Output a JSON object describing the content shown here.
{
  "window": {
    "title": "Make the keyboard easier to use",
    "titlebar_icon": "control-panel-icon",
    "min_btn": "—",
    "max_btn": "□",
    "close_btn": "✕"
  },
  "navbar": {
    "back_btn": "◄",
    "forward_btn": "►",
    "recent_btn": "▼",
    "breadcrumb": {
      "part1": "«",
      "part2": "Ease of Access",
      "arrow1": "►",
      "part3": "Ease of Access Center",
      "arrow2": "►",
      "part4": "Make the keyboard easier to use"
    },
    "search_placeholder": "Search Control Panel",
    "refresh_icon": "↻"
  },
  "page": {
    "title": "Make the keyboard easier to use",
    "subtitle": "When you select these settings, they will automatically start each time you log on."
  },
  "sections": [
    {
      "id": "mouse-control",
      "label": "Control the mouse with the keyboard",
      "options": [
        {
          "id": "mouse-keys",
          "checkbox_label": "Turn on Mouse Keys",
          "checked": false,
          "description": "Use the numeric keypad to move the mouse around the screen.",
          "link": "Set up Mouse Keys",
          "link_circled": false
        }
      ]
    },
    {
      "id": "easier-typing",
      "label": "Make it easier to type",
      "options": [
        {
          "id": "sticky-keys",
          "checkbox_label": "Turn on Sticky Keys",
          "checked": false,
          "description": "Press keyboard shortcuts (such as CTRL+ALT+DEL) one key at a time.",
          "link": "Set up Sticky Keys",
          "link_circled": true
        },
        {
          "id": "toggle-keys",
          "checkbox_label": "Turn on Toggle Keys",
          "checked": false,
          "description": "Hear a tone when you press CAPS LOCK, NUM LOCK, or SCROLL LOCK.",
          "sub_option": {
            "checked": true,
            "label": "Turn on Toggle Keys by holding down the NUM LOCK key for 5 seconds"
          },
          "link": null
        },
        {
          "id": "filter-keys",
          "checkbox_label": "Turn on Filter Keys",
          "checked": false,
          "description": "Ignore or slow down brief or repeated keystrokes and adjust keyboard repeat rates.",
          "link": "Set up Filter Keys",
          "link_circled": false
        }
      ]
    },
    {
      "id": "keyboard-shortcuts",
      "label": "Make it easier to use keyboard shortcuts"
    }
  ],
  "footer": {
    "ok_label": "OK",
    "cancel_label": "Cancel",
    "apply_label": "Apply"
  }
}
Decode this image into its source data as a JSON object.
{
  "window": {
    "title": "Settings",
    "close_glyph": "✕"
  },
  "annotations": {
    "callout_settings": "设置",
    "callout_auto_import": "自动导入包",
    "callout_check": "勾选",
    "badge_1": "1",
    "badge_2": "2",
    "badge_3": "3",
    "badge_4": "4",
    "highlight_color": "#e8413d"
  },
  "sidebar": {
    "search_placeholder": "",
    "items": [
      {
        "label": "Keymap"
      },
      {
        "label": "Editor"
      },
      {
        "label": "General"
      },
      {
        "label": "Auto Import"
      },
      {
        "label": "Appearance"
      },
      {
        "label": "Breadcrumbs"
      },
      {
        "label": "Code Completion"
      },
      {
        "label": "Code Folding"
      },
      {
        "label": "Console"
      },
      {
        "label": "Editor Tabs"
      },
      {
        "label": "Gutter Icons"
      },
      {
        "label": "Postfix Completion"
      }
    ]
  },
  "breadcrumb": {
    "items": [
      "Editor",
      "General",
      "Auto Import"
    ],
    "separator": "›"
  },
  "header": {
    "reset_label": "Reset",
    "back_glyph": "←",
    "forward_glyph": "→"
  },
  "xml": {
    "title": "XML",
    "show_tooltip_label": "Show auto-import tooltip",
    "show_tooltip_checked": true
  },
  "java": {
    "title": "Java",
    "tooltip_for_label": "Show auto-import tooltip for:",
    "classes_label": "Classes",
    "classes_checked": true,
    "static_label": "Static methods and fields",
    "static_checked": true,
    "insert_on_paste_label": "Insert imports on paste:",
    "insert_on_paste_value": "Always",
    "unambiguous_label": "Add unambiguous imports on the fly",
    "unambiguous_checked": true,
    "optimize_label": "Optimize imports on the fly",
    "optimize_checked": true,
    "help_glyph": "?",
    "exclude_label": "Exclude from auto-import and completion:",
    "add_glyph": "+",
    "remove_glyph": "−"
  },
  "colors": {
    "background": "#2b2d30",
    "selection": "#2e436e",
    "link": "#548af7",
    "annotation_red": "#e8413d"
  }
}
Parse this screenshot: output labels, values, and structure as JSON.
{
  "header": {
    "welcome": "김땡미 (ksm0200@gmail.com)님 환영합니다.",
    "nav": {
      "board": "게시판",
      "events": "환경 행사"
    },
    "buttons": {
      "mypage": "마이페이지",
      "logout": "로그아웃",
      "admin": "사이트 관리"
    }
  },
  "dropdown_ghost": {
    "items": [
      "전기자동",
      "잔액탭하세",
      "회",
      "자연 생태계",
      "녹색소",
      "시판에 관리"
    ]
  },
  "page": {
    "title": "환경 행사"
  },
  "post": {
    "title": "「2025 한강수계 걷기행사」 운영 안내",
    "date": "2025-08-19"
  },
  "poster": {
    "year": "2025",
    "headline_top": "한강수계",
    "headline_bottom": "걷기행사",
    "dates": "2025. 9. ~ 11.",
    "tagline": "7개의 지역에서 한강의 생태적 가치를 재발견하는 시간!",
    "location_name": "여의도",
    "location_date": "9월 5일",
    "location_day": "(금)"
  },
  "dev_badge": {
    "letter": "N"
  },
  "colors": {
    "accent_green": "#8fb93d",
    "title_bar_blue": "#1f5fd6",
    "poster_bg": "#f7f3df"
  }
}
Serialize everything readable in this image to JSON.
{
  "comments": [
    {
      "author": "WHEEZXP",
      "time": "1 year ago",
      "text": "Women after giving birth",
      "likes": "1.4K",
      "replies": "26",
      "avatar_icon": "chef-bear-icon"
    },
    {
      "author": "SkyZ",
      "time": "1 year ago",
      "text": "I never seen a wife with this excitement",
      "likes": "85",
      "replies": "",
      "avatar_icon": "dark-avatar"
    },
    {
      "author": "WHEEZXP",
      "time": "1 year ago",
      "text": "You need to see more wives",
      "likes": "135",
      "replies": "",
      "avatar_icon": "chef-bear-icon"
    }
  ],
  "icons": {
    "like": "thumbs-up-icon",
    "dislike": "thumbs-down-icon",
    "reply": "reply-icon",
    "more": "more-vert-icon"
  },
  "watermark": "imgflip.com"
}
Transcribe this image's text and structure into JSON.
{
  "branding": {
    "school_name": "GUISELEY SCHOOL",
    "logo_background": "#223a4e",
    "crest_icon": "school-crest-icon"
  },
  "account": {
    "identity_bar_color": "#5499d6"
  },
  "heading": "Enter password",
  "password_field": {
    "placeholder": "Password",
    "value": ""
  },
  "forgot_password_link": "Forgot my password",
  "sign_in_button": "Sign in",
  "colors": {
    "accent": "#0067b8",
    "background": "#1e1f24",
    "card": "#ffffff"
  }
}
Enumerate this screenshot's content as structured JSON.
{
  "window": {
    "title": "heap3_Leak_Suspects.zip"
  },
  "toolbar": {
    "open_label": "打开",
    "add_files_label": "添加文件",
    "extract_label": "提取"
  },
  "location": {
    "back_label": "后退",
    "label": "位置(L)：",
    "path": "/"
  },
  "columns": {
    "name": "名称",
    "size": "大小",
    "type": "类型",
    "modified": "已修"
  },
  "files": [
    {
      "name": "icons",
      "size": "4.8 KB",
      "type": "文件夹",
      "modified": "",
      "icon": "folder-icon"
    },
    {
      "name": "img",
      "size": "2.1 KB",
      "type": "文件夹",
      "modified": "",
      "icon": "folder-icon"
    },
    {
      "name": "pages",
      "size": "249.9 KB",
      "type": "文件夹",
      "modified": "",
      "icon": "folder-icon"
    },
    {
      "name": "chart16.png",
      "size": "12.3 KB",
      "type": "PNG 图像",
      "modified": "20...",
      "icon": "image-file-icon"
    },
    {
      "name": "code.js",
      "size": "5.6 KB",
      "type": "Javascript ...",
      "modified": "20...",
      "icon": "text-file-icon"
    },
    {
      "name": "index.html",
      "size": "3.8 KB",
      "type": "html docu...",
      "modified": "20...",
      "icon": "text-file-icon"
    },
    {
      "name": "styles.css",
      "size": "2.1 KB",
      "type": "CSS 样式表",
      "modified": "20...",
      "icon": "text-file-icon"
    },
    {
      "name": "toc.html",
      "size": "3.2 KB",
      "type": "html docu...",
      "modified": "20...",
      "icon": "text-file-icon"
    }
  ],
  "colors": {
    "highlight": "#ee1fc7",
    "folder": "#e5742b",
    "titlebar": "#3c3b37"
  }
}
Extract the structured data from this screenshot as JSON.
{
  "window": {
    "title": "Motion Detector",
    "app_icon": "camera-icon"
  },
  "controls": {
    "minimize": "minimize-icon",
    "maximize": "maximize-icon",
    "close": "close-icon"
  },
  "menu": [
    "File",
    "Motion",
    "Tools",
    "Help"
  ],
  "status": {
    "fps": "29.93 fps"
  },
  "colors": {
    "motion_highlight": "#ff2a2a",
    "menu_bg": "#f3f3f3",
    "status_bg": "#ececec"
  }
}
------------------------------
Task prompt
Identify the lines in the entries above that contain "JSON", then copy them out.

Solution to this exercise
Output a JSON object describing the content shown here.
Decode this image into its source data as a JSON object.
Parse this screenshot: output labels, values, and structure as JSON.
Serialize everything readable in this image to JSON.
Transcribe this image's text and structure into JSON.
Enumerate this screenshot's content as structured JSON.
Extract the structured data from this screenshot as JSON.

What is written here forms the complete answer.